### Direction
Find how many lines contain the word "Anders" and state that number alone.

Data records

──────

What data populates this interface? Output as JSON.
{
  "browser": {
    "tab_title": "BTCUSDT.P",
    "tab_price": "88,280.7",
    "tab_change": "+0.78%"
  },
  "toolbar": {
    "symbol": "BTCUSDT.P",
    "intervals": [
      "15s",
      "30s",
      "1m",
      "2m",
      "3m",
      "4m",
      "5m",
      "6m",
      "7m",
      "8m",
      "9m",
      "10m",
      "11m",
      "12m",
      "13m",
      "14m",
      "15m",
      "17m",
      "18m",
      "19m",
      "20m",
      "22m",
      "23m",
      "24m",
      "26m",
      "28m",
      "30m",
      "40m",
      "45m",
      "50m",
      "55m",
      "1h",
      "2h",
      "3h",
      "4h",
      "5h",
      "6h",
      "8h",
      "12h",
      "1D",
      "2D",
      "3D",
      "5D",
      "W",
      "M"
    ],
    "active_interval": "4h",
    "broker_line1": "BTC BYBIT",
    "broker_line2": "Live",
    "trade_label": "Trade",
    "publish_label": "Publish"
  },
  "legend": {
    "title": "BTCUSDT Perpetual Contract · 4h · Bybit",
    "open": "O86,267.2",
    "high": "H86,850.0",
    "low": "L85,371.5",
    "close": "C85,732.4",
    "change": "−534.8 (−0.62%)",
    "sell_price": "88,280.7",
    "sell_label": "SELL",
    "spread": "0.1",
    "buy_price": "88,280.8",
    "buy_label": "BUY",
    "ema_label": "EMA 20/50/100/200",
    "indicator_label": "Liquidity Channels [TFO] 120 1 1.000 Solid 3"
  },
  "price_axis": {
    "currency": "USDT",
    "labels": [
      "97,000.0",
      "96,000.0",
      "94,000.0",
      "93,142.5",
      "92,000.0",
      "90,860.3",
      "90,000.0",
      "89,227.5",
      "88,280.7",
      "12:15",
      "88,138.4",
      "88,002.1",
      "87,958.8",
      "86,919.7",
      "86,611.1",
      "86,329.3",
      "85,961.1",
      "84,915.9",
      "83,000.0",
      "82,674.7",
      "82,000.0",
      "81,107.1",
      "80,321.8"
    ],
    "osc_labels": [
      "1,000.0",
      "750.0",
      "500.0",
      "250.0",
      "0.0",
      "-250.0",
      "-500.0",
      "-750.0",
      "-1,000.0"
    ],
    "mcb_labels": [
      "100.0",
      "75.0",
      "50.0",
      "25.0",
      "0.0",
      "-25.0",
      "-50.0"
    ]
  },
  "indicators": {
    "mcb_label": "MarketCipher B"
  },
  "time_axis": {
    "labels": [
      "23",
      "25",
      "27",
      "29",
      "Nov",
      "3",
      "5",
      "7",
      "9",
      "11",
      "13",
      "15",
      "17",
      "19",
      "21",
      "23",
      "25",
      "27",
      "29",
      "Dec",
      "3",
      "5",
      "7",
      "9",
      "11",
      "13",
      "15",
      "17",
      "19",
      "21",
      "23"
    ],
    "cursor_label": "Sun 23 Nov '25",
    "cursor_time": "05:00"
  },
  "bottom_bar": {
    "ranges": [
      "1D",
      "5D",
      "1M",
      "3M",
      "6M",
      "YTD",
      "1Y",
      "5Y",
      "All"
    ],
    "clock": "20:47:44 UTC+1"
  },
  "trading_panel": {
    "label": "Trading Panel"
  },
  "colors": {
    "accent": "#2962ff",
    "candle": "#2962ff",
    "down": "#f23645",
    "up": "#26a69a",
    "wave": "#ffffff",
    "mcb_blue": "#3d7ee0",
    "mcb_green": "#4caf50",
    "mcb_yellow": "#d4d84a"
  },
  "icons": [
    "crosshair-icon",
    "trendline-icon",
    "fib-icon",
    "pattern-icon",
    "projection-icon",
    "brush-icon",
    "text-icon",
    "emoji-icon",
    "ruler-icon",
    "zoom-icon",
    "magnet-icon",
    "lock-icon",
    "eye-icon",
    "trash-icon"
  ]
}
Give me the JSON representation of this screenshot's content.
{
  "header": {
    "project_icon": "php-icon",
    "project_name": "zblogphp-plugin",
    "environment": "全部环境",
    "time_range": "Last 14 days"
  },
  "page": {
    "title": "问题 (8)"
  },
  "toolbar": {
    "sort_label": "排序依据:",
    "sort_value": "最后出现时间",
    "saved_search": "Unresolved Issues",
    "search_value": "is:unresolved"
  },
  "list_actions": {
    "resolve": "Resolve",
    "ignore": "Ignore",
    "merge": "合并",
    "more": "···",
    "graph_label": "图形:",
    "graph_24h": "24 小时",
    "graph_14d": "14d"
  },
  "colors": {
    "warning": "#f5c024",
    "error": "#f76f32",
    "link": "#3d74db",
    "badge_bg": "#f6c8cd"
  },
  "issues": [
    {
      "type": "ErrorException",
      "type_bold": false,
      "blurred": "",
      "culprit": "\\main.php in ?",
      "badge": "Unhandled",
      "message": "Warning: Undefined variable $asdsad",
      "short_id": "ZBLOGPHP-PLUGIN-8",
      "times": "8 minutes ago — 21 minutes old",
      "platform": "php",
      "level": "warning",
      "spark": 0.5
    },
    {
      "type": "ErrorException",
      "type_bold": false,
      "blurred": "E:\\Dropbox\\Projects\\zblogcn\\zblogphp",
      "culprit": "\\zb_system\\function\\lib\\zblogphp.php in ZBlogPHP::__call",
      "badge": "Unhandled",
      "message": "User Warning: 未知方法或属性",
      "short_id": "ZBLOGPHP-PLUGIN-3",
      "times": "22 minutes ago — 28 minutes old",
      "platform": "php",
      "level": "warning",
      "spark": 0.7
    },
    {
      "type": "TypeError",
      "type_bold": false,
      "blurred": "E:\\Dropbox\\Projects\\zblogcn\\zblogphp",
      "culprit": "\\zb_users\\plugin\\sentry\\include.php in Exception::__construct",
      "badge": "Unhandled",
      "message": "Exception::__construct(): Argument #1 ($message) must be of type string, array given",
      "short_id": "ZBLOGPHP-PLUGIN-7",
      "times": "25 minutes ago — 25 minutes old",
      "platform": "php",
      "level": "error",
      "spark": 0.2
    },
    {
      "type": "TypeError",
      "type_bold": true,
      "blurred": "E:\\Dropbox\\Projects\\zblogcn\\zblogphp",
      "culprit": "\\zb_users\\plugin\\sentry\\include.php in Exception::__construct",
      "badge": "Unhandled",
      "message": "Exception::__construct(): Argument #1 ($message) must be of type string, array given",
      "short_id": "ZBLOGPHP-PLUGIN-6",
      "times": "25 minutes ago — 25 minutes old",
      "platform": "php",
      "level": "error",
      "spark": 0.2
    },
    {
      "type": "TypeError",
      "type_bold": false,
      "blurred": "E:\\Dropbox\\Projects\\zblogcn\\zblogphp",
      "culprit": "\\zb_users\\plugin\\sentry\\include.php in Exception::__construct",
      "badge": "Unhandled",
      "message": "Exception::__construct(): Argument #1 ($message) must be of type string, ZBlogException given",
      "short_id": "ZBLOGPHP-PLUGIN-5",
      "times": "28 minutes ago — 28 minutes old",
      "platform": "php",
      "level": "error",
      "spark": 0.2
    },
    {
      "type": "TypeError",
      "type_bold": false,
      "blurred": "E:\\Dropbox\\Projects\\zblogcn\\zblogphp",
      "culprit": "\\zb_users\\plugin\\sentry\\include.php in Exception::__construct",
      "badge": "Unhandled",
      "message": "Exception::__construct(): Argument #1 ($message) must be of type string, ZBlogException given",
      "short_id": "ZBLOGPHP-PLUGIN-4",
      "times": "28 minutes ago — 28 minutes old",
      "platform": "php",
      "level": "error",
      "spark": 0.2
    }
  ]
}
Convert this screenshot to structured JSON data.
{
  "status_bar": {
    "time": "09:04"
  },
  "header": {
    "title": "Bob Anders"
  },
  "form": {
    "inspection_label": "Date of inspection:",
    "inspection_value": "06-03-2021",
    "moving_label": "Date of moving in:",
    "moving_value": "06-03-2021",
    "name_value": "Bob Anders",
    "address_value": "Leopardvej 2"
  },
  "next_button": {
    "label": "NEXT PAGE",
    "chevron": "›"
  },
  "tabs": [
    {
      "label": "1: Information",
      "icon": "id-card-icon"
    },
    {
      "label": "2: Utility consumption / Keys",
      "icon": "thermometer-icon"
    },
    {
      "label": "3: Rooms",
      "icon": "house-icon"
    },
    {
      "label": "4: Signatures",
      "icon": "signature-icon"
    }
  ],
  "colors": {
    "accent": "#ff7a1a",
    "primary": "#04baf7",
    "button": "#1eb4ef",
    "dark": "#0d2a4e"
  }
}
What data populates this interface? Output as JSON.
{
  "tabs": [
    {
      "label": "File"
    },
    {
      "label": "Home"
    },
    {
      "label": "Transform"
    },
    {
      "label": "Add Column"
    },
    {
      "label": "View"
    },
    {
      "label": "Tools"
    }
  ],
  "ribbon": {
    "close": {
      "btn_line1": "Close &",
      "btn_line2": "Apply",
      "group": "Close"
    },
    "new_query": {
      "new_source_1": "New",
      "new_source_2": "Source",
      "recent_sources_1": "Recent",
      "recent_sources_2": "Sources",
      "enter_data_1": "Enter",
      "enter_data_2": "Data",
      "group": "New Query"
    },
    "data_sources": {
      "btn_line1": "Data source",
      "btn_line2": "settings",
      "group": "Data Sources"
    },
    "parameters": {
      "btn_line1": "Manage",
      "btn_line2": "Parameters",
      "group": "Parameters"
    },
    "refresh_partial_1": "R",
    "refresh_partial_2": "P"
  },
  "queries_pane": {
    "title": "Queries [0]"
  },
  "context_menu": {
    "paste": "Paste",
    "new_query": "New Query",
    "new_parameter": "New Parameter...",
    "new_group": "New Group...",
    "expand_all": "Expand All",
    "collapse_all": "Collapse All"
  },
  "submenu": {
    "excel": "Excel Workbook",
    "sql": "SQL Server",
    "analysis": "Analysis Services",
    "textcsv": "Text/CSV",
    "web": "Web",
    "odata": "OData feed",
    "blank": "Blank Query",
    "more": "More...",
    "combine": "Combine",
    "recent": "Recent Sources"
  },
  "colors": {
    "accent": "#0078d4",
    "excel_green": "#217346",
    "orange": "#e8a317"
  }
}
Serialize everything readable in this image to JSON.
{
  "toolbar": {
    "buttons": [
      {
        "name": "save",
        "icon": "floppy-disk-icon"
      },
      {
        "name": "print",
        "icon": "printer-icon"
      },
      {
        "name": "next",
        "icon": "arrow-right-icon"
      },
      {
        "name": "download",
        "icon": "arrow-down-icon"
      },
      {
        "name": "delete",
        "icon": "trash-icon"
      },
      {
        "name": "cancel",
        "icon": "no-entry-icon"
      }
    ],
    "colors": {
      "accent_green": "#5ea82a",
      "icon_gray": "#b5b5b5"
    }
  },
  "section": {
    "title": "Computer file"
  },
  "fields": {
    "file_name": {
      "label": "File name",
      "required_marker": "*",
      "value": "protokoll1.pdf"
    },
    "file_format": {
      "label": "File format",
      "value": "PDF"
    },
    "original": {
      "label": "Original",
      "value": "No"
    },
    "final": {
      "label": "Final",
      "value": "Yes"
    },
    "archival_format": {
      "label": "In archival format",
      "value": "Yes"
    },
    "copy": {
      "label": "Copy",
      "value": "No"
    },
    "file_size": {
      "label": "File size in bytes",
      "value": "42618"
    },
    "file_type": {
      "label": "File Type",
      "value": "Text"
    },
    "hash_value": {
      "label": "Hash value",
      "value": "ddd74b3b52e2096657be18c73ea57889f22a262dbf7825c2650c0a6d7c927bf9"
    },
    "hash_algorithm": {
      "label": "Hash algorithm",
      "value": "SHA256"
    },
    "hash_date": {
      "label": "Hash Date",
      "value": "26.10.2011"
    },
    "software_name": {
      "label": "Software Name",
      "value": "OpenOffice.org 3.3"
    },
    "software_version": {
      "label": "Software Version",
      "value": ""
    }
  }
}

──────

### Written answer
2